• _EXERCISE REQUIREMENTS_
Transcribe every entry below word for word, but skip the pictures.

* begin *

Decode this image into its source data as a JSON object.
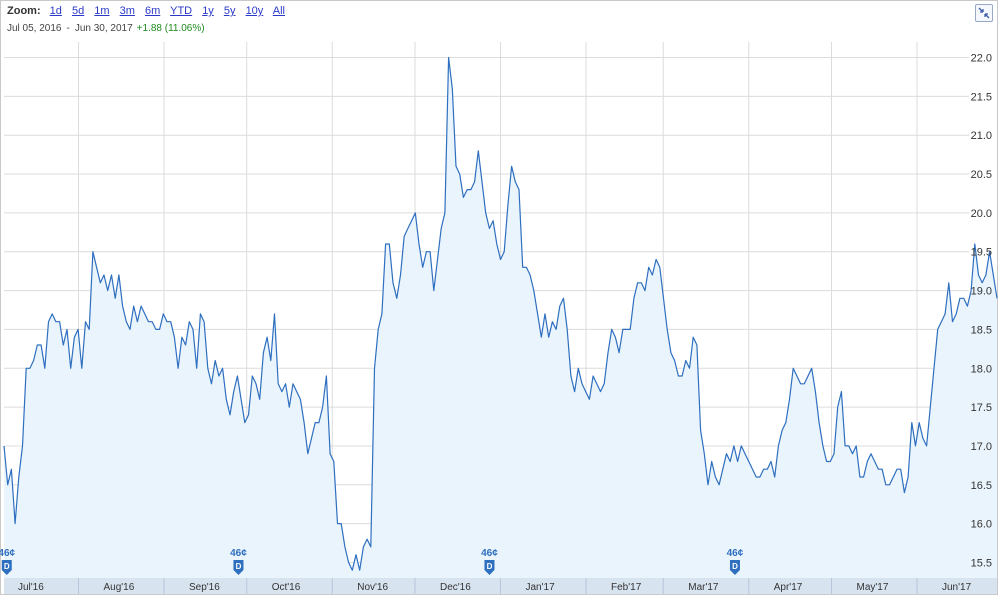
{
  "zoom": {
    "label": "Zoom:",
    "options": [
      "1d",
      "5d",
      "1m",
      "3m",
      "6m",
      "YTD",
      "1y",
      "5y",
      "10y",
      "All"
    ]
  },
  "range": {
    "start": "Jul 05, 2016",
    "separator": "-",
    "end": "Jun 30, 2017",
    "change": "+1.88 (11.06%)"
  },
  "colors": {
    "line": "#2e6fbf",
    "fill": "#eaf4fc",
    "grid": "#dcdcdc",
    "axis_band": "#d8e3f0",
    "marker": "#2e6fbf",
    "change_positive": "#1e8a1e",
    "zoom_link": "#2a39c8"
  },
  "reset_icon": "collapse-arrows-icon",
  "chart_data": {
    "type": "area",
    "x_start": "2016-07-05",
    "x_end": "2017-06-30",
    "ylim": [
      15.3,
      22.2
    ],
    "y_ticks": [
      15.5,
      16.0,
      16.5,
      17.0,
      17.5,
      18.0,
      18.5,
      19.0,
      19.5,
      20.0,
      20.5,
      21.0,
      21.5,
      22.0
    ],
    "x_tick_labels": [
      "Jul'16",
      "Aug'16",
      "Sep'16",
      "Oct'16",
      "Nov'16",
      "Dec'16",
      "Jan'17",
      "Feb'17",
      "Mar'17",
      "Apr'17",
      "May'17",
      "Jun'17"
    ],
    "grid": true,
    "series": [
      {
        "values": [
          17.0,
          16.5,
          16.7,
          16.0,
          16.6,
          17.0,
          18.0,
          18.0,
          18.1,
          18.3,
          18.3,
          18.0,
          18.6,
          18.7,
          18.6,
          18.6,
          18.3,
          18.5,
          18.0,
          18.4,
          18.5,
          18.0,
          18.6,
          18.5,
          19.5,
          19.3,
          19.1,
          19.2,
          19.0,
          19.2,
          18.9,
          19.2,
          18.8,
          18.6,
          18.5,
          18.8,
          18.6,
          18.8,
          18.7,
          18.6,
          18.6,
          18.5,
          18.5,
          18.7,
          18.6,
          18.6,
          18.4,
          18.0,
          18.4,
          18.3,
          18.6,
          18.5,
          18.0,
          18.7,
          18.6,
          18.0,
          17.8,
          18.1,
          17.9,
          18.0,
          17.6,
          17.4,
          17.7,
          17.9,
          17.6,
          17.3,
          17.4,
          17.9,
          17.8,
          17.6,
          18.2,
          18.4,
          18.1,
          18.7,
          17.8,
          17.7,
          17.8,
          17.5,
          17.8,
          17.7,
          17.6,
          17.3,
          16.9,
          17.1,
          17.3,
          17.3,
          17.5,
          17.9,
          16.9,
          16.8,
          16.0,
          16.0,
          15.7,
          15.5,
          15.4,
          15.6,
          15.4,
          15.7,
          15.8,
          15.7,
          18.0,
          18.5,
          18.7,
          19.6,
          19.6,
          19.1,
          18.9,
          19.2,
          19.7,
          19.8,
          19.9,
          20.0,
          19.6,
          19.3,
          19.5,
          19.5,
          19.0,
          19.4,
          19.8,
          20.0,
          22.0,
          21.6,
          20.6,
          20.5,
          20.2,
          20.3,
          20.3,
          20.4,
          20.8,
          20.4,
          20.0,
          19.8,
          19.9,
          19.6,
          19.4,
          19.5,
          20.1,
          20.6,
          20.4,
          20.3,
          19.3,
          19.3,
          19.2,
          19.0,
          18.7,
          18.4,
          18.7,
          18.4,
          18.6,
          18.5,
          18.8,
          18.9,
          18.5,
          17.9,
          17.7,
          18.0,
          17.8,
          17.7,
          17.6,
          17.9,
          17.8,
          17.7,
          17.8,
          18.2,
          18.5,
          18.4,
          18.2,
          18.5,
          18.5,
          18.5,
          18.9,
          19.1,
          19.1,
          19.0,
          19.3,
          19.2,
          19.4,
          19.3,
          18.9,
          18.5,
          18.2,
          18.1,
          17.9,
          17.9,
          18.1,
          18.0,
          18.4,
          18.3,
          17.2,
          16.9,
          16.5,
          16.8,
          16.6,
          16.5,
          16.7,
          16.9,
          16.8,
          17.0,
          16.8,
          17.0,
          16.9,
          16.8,
          16.7,
          16.6,
          16.6,
          16.7,
          16.7,
          16.8,
          16.6,
          17.0,
          17.2,
          17.3,
          17.6,
          18.0,
          17.9,
          17.8,
          17.8,
          17.9,
          18.0,
          17.7,
          17.3,
          17.0,
          16.8,
          16.8,
          16.9,
          17.5,
          17.7,
          17.0,
          17.0,
          16.9,
          17.0,
          16.6,
          16.6,
          16.8,
          16.9,
          16.8,
          16.7,
          16.7,
          16.5,
          16.5,
          16.6,
          16.7,
          16.7,
          16.4,
          16.6,
          17.3,
          17.0,
          17.3,
          17.1,
          17.0,
          17.5,
          18.0,
          18.5,
          18.6,
          18.7,
          19.1,
          18.6,
          18.7,
          18.9,
          18.9,
          18.8,
          19.0,
          19.6,
          19.2,
          19.1,
          19.2,
          19.5,
          19.2,
          18.9
        ]
      }
    ],
    "dividends": [
      {
        "date": "2016-07-06",
        "label": "46¢",
        "icon": "D"
      },
      {
        "date": "2016-09-28",
        "label": "46¢",
        "icon": "D"
      },
      {
        "date": "2016-12-28",
        "label": "46¢",
        "icon": "D"
      },
      {
        "date": "2017-03-27",
        "label": "46¢",
        "icon": "D"
      }
    ]
  }
}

* end *

• _RESPONSE_
Decode this image into its source data as a JSON object.
{
  "zoom": {
    "label": "Zoom:",
    "options": [
      "1d",
      "5d",
      "1m",
      "3m",
      "6m",
      "YTD",
      "1y",
      "5y",
      "10y",
      "All"
    ]
  },
  "range": {
    "start": "Jul 05, 2016",
    "separator": "-",
    "end": "Jun 30, 2017",
    "change": "+1.88 (11.06%)"
  },
  "colors": {
    "line": "#2e6fbf",
    "fill": "#eaf4fc",
    "grid": "#dcdcdc",
    "axis_band": "#d8e3f0",
    "marker": "#2e6fbf",
    "change_positive": "#1e8a1e",
    "zoom_link": "#2a39c8"
  },
  "reset_icon": "collapse-arrows-icon",
  "chart_data": {
    "type": "area",
    "x_start": "2016-07-05",
    "x_end": "2017-06-30",
    "ylim": [
      15.3,
      22.2
    ],
    "y_ticks": [
      15.5,
      16.0,
      16.5,
      17.0,
      17.5,
      18.0,
      18.5,
      19.0,
      19.5,
      20.0,
      20.5,
      21.0,
      21.5,
      22.0
    ],
    "x_tick_labels": [
      "Jul'16",
      "Aug'16",
      "Sep'16",
      "Oct'16",
      "Nov'16",
      "Dec'16",
      "Jan'17",
      "Feb'17",
      "Mar'17",
      "Apr'17",
      "May'17",
      "Jun'17"
    ],
    "grid": true,
    "series": [
      {
        "values": [
          17.0,
          16.5,
          16.7,
          16.0,
          16.6,
          17.0,
          18.0,
          18.0,
          18.1,
          18.3,
          18.3,
          18.0,
          18.6,
          18.7,
          18.6,
          18.6,
          18.3,
          18.5,
          18.0,
          18.4,
          18.5,
          18.0,
          18.6,
          18.5,
          19.5,
          19.3,
          19.1,
          19.2,
          19.0,
          19.2,
          18.9,
          19.2,
          18.8,
          18.6,
          18.5,
          18.8,
          18.6,
          18.8,
          18.7,
          18.6,
          18.6,
          18.5,
          18.5,
          18.7,
          18.6,
          18.6,
          18.4,
          18.0,
          18.4,
          18.3,
          18.6,
          18.5,
          18.0,
          18.7,
          18.6,
          18.0,
          17.8,
          18.1,
          17.9,
          18.0,
          17.6,
          17.4,
          17.7,
          17.9,
          17.6,
          17.3,
          17.4,
          17.9,
          17.8,
          17.6,
          18.2,
          18.4,
          18.1,
          18.7,
          17.8,
          17.7,
          17.8,
          17.5,
          17.8,
          17.7,
          17.6,
          17.3,
          16.9,
          17.1,
          17.3,
          17.3,
          17.5,
          17.9,
          16.9,
          16.8,
          16.0,
          16.0,
          15.7,
          15.5,
          15.4,
          15.6,
          15.4,
          15.7,
          15.8,
          15.7,
          18.0,
          18.5,
          18.7,
          19.6,
          19.6,
          19.1,
          18.9,
          19.2,
          19.7,
          19.8,
          19.9,
          20.0,
          19.6,
          19.3,
          19.5,
          19.5,
          19.0,
          19.4,
          19.8,
          20.0,
          22.0,
          21.6,
          20.6,
          20.5,
          20.2,
          20.3,
          20.3,
          20.4,
          20.8,
          20.4,
          20.0,
          19.8,
          19.9,
          19.6,
          19.4,
          19.5,
          20.1,
          20.6,
          20.4,
          20.3,
          19.3,
          19.3,
          19.2,
          19.0,
          18.7,
          18.4,
          18.7,
          18.4,
          18.6,
          18.5,
          18.8,
          18.9,
          18.5,
          17.9,
          17.7,
          18.0,
          17.8,
          17.7,
          17.6,
          17.9,
          17.8,
          17.7,
          17.8,
          18.2,
          18.5,
          18.4,
          18.2,
          18.5,
          18.5,
          18.5,
          18.9,
          19.1,
          19.1,
          19.0,
          19.3,
          19.2,
          19.4,
          19.3,
          18.9,
          18.5,
          18.2,
          18.1,
          17.9,
          17.9,
          18.1,
          18.0,
          18.4,
          18.3,
          17.2,
          16.9,
          16.5,
          16.8,
          16.6,
          16.5,
          16.7,
          16.9,
          16.8,
          17.0,
          16.8,
          17.0,
          16.9,
          16.8,
          16.7,
          16.6,
          16.6,
          16.7,
          16.7,
          16.8,
          16.6,
          17.0,
          17.2,
          17.3,
          17.6,
          18.0,
          17.9,
          17.8,
          17.8,
          17.9,
          18.0,
          17.7,
          17.3,
          17.0,
          16.8,
          16.8,
          16.9,
          17.5,
          17.7,
          17.0,
          17.0,
          16.9,
          17.0,
          16.6,
          16.6,
          16.8,
          16.9,
          16.8,
          16.7,
          16.7,
          16.5,
          16.5,
          16.6,
          16.7,
          16.7,
          16.4,
          16.6,
          17.3,
          17.0,
          17.3,
          17.1,
          17.0,
          17.5,
          18.0,
          18.5,
          18.6,
          18.7,
          19.1,
          18.6,
          18.7,
          18.9,
          18.9,
          18.8,
          19.0,
          19.6,
          19.2,
          19.1,
          19.2,
          19.5,
          19.2,
          18.9
        ]
      }
    ],
    "dividends": [
      {
        "date": "2016-07-06",
        "label": "46¢",
        "icon": "D"
      },
      {
        "date": "2016-09-28",
        "label": "46¢",
        "icon": "D"
      },
      {
        "date": "2016-12-28",
        "label": "46¢",
        "icon": "D"
      },
      {
        "date": "2017-03-27",
        "label": "46¢",
        "icon": "D"
      }
    ]
  }
}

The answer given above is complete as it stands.